Omit the pictures and output every entry below exactly as written.

Data tied to figure images:
━━━━━━━━━━━━━━━━━━━━━━━━━━━━━━

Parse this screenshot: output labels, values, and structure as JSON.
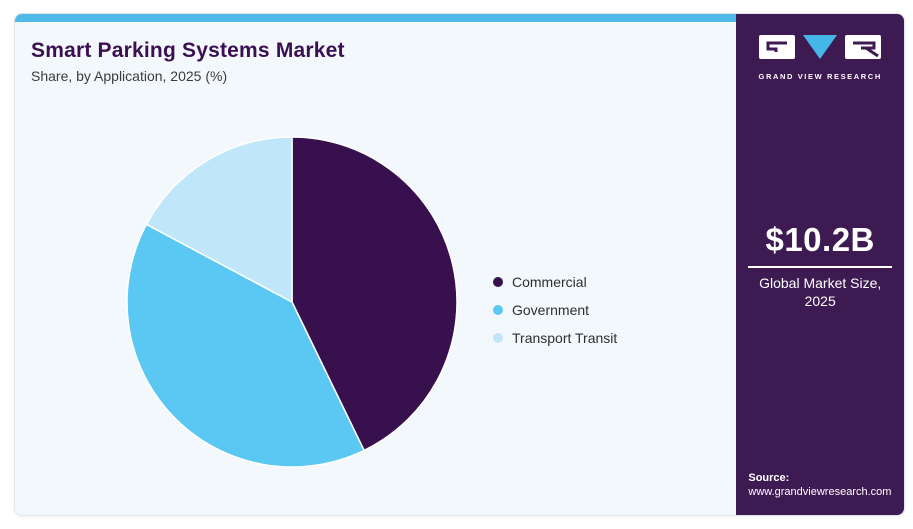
{
  "header": {
    "title": "Smart Parking Systems Market",
    "subtitle": "Share, by Application, 2025 (%)"
  },
  "chart_data": {
    "type": "pie",
    "title": "Smart Parking Systems Market Share, by Application, 2025 (%)",
    "unit": "%",
    "start_angle_deg": 0,
    "direction": "clockwise",
    "legend_position": "right",
    "slices": [
      {
        "label": "Commercial",
        "value": 42.8,
        "color": "#38104d"
      },
      {
        "label": "Government",
        "value": 40.0,
        "color": "#5bc8f3"
      },
      {
        "label": "Transport Transit",
        "value": 17.2,
        "color": "#bfe7f9"
      }
    ]
  },
  "sidebar": {
    "logo": {
      "brand": "GRAND VIEW RESEARCH"
    },
    "market_size": {
      "value": "$10.2B",
      "label_line1": "Global Market Size,",
      "label_line2": "2025"
    },
    "source": {
      "label": "Source:",
      "url": "www.grandviewresearch.com"
    }
  },
  "colors": {
    "accent_bar": "#4fb9ea",
    "sidebar_bg": "#3d1a52",
    "card_bg": "#f3f8fc",
    "title_text": "#3b1053",
    "logo_triangle": "#45b6e8",
    "pie_stroke": "#ffffff"
  }
}
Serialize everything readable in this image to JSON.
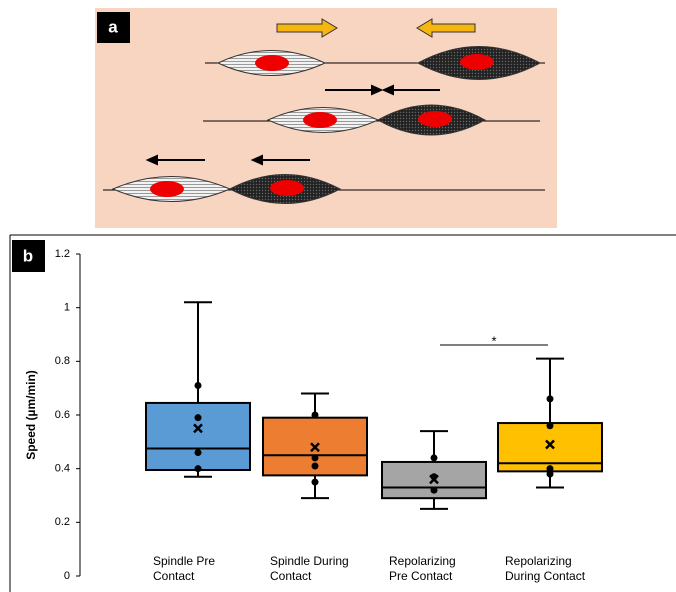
{
  "panel_a": {
    "label": "a"
  },
  "chart_data": {
    "type": "box",
    "panel_label": "b",
    "y_label": "Speed (µm/min)",
    "categories": [
      [
        "Spindle Pre",
        "Contact"
      ],
      [
        "Spindle During",
        "Contact"
      ],
      [
        "Repolarizing",
        "Pre Contact"
      ],
      [
        "Repolarizing",
        "During Contact"
      ]
    ],
    "ylim": [
      0,
      1.2
    ],
    "yticks": [
      0,
      0.2,
      0.4,
      0.6,
      0.8,
      1,
      1.2
    ],
    "series": [
      {
        "color": "#5b9bd5",
        "min": 0.37,
        "q1": 0.395,
        "median": 0.475,
        "q3": 0.645,
        "max": 1.02,
        "mean": 0.55,
        "points": [
          0.71,
          0.59,
          0.46,
          0.4
        ]
      },
      {
        "color": "#ed7d31",
        "min": 0.29,
        "q1": 0.375,
        "median": 0.45,
        "q3": 0.59,
        "max": 0.68,
        "mean": 0.48,
        "points": [
          0.6,
          0.44,
          0.41,
          0.35
        ]
      },
      {
        "color": "#a5a5a5",
        "min": 0.25,
        "q1": 0.29,
        "median": 0.33,
        "q3": 0.425,
        "max": 0.54,
        "mean": 0.36,
        "points": [
          0.44,
          0.37,
          0.32
        ]
      },
      {
        "color": "#ffc000",
        "min": 0.33,
        "q1": 0.39,
        "median": 0.42,
        "q3": 0.57,
        "max": 0.81,
        "mean": 0.49,
        "points": [
          0.66,
          0.56,
          0.4,
          0.38
        ]
      }
    ],
    "annotation": "*"
  }
}
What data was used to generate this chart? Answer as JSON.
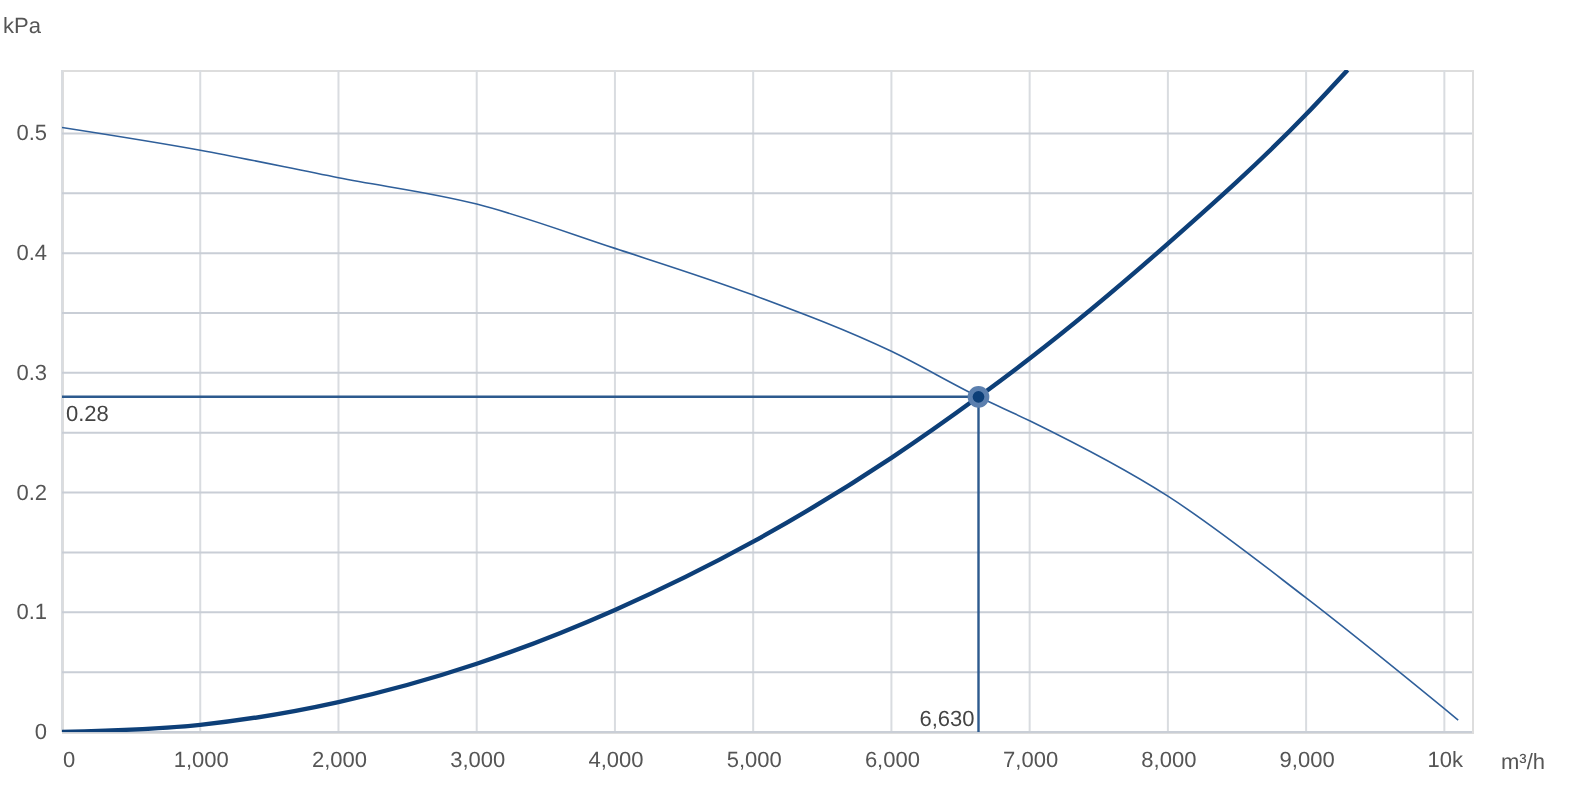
{
  "chart_data": {
    "type": "line",
    "xlabel": "m³/h",
    "ylabel": "kPa",
    "xlim": [
      0,
      10200
    ],
    "ylim": [
      0,
      0.553
    ],
    "xticks": [
      0,
      {
        "value": 1000,
        "label": "1,000"
      },
      {
        "value": 2000,
        "label": "2,000"
      },
      {
        "value": 3000,
        "label": "3,000"
      },
      {
        "value": 4000,
        "label": "4,000"
      },
      {
        "value": 5000,
        "label": "5,000"
      },
      {
        "value": 6000,
        "label": "6,000"
      },
      {
        "value": 7000,
        "label": "7,000"
      },
      {
        "value": 8000,
        "label": "8,000"
      },
      {
        "value": 9000,
        "label": "9,000"
      },
      {
        "value": 10000,
        "label": "10k"
      }
    ],
    "yticks": [
      0,
      {
        "value": 0.05,
        "label": null
      },
      0.1,
      {
        "value": 0.15,
        "label": null
      },
      0.2,
      {
        "value": 0.25,
        "label": null
      },
      0.3,
      {
        "value": 0.35,
        "label": null
      },
      0.4,
      {
        "value": 0.45,
        "label": null
      },
      0.5
    ],
    "grid": true,
    "series": [
      {
        "color": "#2f5f9a",
        "x": [
          0,
          1000,
          2000,
          3000,
          4000,
          5000,
          6000,
          6630,
          7000,
          8000,
          9000,
          10100
        ],
        "values": [
          0.505,
          0.486,
          0.463,
          0.441,
          0.404,
          0.365,
          0.318,
          0.28,
          0.26,
          0.197,
          0.112,
          0.01
        ]
      },
      {
        "color": "#0d3f78",
        "x": [
          0,
          1000,
          2000,
          3000,
          4000,
          5000,
          6000,
          6630,
          7000,
          8000,
          9000,
          9300
        ],
        "values": [
          0,
          0.006,
          0.025,
          0.057,
          0.102,
          0.159,
          0.229,
          0.28,
          0.312,
          0.408,
          0.516,
          0.553
        ]
      },
      {
        "color": "#2d5a8e",
        "x": [
          0,
          6630,
          6630
        ],
        "values": [
          0.28,
          0.28,
          0
        ]
      },
      {
        "type": "scatter",
        "color": "#0d3f78",
        "marker": "circle",
        "x": [
          6630
        ],
        "values": [
          0.28
        ]
      }
    ],
    "annotations": [
      {
        "text": "0.28",
        "x": 0,
        "y": 0.28
      },
      {
        "text": "6,630",
        "x": 6630,
        "y": 0
      }
    ]
  }
}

━━━━━━━━━━━━━━━━━━━━━━━━━━━━━━

▶ **Written reply**
Parse this screenshot: output labels, values, and structure as JSON.
{
  "header": {
    "title": "Smart Parking Systems Market",
    "subtitle": "Share, by Application, 2025 (%)"
  },
  "chart_data": {
    "type": "pie",
    "title": "Smart Parking Systems Market Share, by Application, 2025 (%)",
    "unit": "%",
    "start_angle_deg": 0,
    "direction": "clockwise",
    "legend_position": "right",
    "slices": [
      {
        "label": "Commercial",
        "value": 42.8,
        "color": "#38104d"
      },
      {
        "label": "Government",
        "value": 40.0,
        "color": "#5bc8f3"
      },
      {
        "label": "Transport Transit",
        "value": 17.2,
        "color": "#bfe7f9"
      }
    ]
  },
  "sidebar": {
    "logo": {
      "brand": "GRAND VIEW RESEARCH"
    },
    "market_size": {
      "value": "$10.2B",
      "label_line1": "Global Market Size,",
      "label_line2": "2025"
    },
    "source": {
      "label": "Source:",
      "url": "www.grandviewresearch.com"
    }
  },
  "colors": {
    "accent_bar": "#4fb9ea",
    "sidebar_bg": "#3d1a52",
    "card_bg": "#f3f8fc",
    "title_text": "#3b1053",
    "logo_triangle": "#45b6e8",
    "pie_stroke": "#ffffff"
  }
}
Serialize everything readable in this image to JSON.
{
  "panel_a": {
    "label": "a"
  },
  "chart_data": {
    "type": "box",
    "panel_label": "b",
    "y_label": "Speed (µm/min)",
    "categories": [
      [
        "Spindle Pre",
        "Contact"
      ],
      [
        "Spindle During",
        "Contact"
      ],
      [
        "Repolarizing",
        "Pre Contact"
      ],
      [
        "Repolarizing",
        "During Contact"
      ]
    ],
    "ylim": [
      0,
      1.2
    ],
    "yticks": [
      0,
      0.2,
      0.4,
      0.6,
      0.8,
      1,
      1.2
    ],
    "series": [
      {
        "color": "#5b9bd5",
        "min": 0.37,
        "q1": 0.395,
        "median": 0.475,
        "q3": 0.645,
        "max": 1.02,
        "mean": 0.55,
        "points": [
          0.71,
          0.59,
          0.46,
          0.4
        ]
      },
      {
        "color": "#ed7d31",
        "min": 0.29,
        "q1": 0.375,
        "median": 0.45,
        "q3": 0.59,
        "max": 0.68,
        "mean": 0.48,
        "points": [
          0.6,
          0.44,
          0.41,
          0.35
        ]
      },
      {
        "color": "#a5a5a5",
        "min": 0.25,
        "q1": 0.29,
        "median": 0.33,
        "q3": 0.425,
        "max": 0.54,
        "mean": 0.36,
        "points": [
          0.44,
          0.37,
          0.32
        ]
      },
      {
        "color": "#ffc000",
        "min": 0.33,
        "q1": 0.39,
        "median": 0.42,
        "q3": 0.57,
        "max": 0.81,
        "mean": 0.49,
        "points": [
          0.66,
          0.56,
          0.4,
          0.38
        ]
      }
    ],
    "annotation": "*"
  }
}
What data was used to generate this chart? Answer as JSON.
{
  "chart_data": {
    "type": "line",
    "xlabel": "m³/h",
    "ylabel": "kPa",
    "xlim": [
      0,
      10200
    ],
    "ylim": [
      0,
      0.553
    ],
    "xticks": [
      0,
      {
        "value": 1000,
        "label": "1,000"
      },
      {
        "value": 2000,
        "label": "2,000"
      },
      {
        "value": 3000,
        "label": "3,000"
      },
      {
        "value": 4000,
        "label": "4,000"
      },
      {
        "value": 5000,
        "label": "5,000"
      },
      {
        "value": 6000,
        "label": "6,000"
      },
      {
        "value": 7000,
        "label": "7,000"
      },
      {
        "value": 8000,
        "label": "8,000"
      },
      {
        "value": 9000,
        "label": "9,000"
      },
      {
        "value": 10000,
        "label": "10k"
      }
    ],
    "yticks": [
      0,
      {
        "value": 0.05,
        "label": null
      },
      0.1,
      {
        "value": 0.15,
        "label": null
      },
      0.2,
      {
        "value": 0.25,
        "label": null
      },
      0.3,
      {
        "value": 0.35,
        "label": null
      },
      0.4,
      {
        "value": 0.45,
        "label": null
      },
      0.5
    ],
    "grid": true,
    "series": [
      {
        "color": "#2f5f9a",
        "x": [
          0,
          1000,
          2000,
          3000,
          4000,
          5000,
          6000,
          6630,
          7000,
          8000,
          9000,
          10100
        ],
        "values": [
          0.505,
          0.486,
          0.463,
          0.441,
          0.404,
          0.365,
          0.318,
          0.28,
          0.26,
          0.197,
          0.112,
          0.01
        ]
      },
      {
        "color": "#0d3f78",
        "x": [
          0,
          1000,
          2000,
          3000,
          4000,
          5000,
          6000,
          6630,
          7000,
          8000,
          9000,
          9300
        ],
        "values": [
          0,
          0.006,
          0.025,
          0.057,
          0.102,
          0.159,
          0.229,
          0.28,
          0.312,
          0.408,
          0.516,
          0.553
        ]
      },
      {
        "color": "#2d5a8e",
        "x": [
          0,
          6630,
          6630
        ],
        "values": [
          0.28,
          0.28,
          0
        ]
      },
      {
        "type": "scatter",
        "color": "#0d3f78",
        "marker": "circle",
        "x": [
          6630
        ],
        "values": [
          0.28
        ]
      }
    ],
    "annotations": [
      {
        "text": "0.28",
        "x": 0,
        "y": 0.28
      },
      {
        "text": "6,630",
        "x": 6630,
        "y": 0
      }
    ]
  }
}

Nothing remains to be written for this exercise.